* begin *
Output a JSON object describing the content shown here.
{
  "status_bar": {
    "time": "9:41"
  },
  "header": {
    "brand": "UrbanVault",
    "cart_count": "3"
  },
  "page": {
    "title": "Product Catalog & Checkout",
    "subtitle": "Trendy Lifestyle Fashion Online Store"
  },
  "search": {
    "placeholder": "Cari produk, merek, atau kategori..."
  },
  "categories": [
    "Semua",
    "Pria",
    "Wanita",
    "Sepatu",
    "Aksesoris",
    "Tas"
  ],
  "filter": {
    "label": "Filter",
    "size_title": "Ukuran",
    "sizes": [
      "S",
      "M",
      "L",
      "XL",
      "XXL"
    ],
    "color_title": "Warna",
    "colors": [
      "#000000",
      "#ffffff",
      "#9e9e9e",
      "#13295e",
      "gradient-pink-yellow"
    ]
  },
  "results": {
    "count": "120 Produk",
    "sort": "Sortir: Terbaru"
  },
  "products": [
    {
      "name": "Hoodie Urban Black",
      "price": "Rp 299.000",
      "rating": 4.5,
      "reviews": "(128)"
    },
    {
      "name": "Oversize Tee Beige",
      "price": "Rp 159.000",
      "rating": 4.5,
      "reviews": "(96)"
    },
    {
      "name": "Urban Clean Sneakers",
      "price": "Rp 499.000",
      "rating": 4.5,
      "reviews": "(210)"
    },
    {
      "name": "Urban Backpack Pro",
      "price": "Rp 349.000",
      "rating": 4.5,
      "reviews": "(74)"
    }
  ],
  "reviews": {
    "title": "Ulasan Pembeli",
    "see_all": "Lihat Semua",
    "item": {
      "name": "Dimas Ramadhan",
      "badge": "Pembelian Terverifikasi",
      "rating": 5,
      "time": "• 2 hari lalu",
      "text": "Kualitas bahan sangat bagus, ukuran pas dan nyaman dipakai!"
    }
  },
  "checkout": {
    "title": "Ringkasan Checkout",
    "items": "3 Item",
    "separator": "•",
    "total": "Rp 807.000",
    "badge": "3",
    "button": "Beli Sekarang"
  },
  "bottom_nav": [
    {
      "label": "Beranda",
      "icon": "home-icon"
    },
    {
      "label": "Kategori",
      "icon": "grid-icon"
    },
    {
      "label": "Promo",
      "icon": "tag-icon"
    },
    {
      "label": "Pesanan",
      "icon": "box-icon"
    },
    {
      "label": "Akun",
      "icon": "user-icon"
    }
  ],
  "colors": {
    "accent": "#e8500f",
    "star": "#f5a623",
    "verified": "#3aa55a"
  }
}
* end *
* _What is being asked_: How many lines of the listing above include the word "label"? State the number and nothing else.

* _Reply_: 6